DATA FOR PROCESSING:
================================

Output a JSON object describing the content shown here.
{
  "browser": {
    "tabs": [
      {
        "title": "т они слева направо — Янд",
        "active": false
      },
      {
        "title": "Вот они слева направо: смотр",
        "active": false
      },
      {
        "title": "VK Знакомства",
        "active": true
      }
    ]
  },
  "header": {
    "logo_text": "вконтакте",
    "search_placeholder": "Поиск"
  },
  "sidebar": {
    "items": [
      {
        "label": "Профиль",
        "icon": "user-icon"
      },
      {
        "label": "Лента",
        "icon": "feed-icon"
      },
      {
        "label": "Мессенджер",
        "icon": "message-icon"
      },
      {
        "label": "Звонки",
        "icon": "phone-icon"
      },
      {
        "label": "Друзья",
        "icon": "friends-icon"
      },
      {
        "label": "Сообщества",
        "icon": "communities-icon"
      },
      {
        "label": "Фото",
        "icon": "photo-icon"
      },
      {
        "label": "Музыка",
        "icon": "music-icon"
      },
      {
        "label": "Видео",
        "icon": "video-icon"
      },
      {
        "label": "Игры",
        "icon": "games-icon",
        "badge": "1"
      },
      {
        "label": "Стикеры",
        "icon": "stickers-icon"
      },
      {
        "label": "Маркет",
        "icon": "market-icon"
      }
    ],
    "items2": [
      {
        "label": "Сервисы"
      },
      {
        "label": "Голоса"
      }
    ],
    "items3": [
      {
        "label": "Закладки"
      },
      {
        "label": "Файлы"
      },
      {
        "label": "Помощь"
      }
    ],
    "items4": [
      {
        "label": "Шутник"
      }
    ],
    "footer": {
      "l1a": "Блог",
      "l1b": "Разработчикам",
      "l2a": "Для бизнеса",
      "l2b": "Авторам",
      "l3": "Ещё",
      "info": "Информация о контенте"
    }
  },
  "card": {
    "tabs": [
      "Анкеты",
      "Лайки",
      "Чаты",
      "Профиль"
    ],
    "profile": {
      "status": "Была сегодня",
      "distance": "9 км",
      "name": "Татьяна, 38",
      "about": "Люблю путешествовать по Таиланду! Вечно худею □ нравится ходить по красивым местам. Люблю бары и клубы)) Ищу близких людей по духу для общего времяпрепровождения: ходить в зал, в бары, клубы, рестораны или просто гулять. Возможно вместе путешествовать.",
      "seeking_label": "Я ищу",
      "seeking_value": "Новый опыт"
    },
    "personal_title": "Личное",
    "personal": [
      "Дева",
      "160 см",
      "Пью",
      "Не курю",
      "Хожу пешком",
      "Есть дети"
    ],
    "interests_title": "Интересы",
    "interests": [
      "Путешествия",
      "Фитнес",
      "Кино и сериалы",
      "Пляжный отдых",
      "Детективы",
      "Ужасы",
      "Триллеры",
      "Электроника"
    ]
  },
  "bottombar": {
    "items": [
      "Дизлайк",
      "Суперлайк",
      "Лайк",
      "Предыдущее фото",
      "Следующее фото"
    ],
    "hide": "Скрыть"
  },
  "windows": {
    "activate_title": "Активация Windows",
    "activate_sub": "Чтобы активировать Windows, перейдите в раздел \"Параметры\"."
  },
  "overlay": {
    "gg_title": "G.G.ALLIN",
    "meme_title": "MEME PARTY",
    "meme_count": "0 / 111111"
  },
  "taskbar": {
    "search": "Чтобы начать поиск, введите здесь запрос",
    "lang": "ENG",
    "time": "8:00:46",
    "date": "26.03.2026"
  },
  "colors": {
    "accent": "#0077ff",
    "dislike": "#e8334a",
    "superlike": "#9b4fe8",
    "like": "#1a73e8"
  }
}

================================

Each line that has the word "icon" should be copied.

EXERCISE RESPONSE:
        "icon": "user-icon"
        "icon": "feed-icon"
        "icon": "message-icon"
        "icon": "phone-icon"
        "icon": "friends-icon"
        "icon": "communities-icon"
        "icon": "photo-icon"
        "icon": "music-icon"
        "icon": "video-icon"
        "icon": "games-icon",
        "icon": "stickers-icon"
        "icon": "market-icon"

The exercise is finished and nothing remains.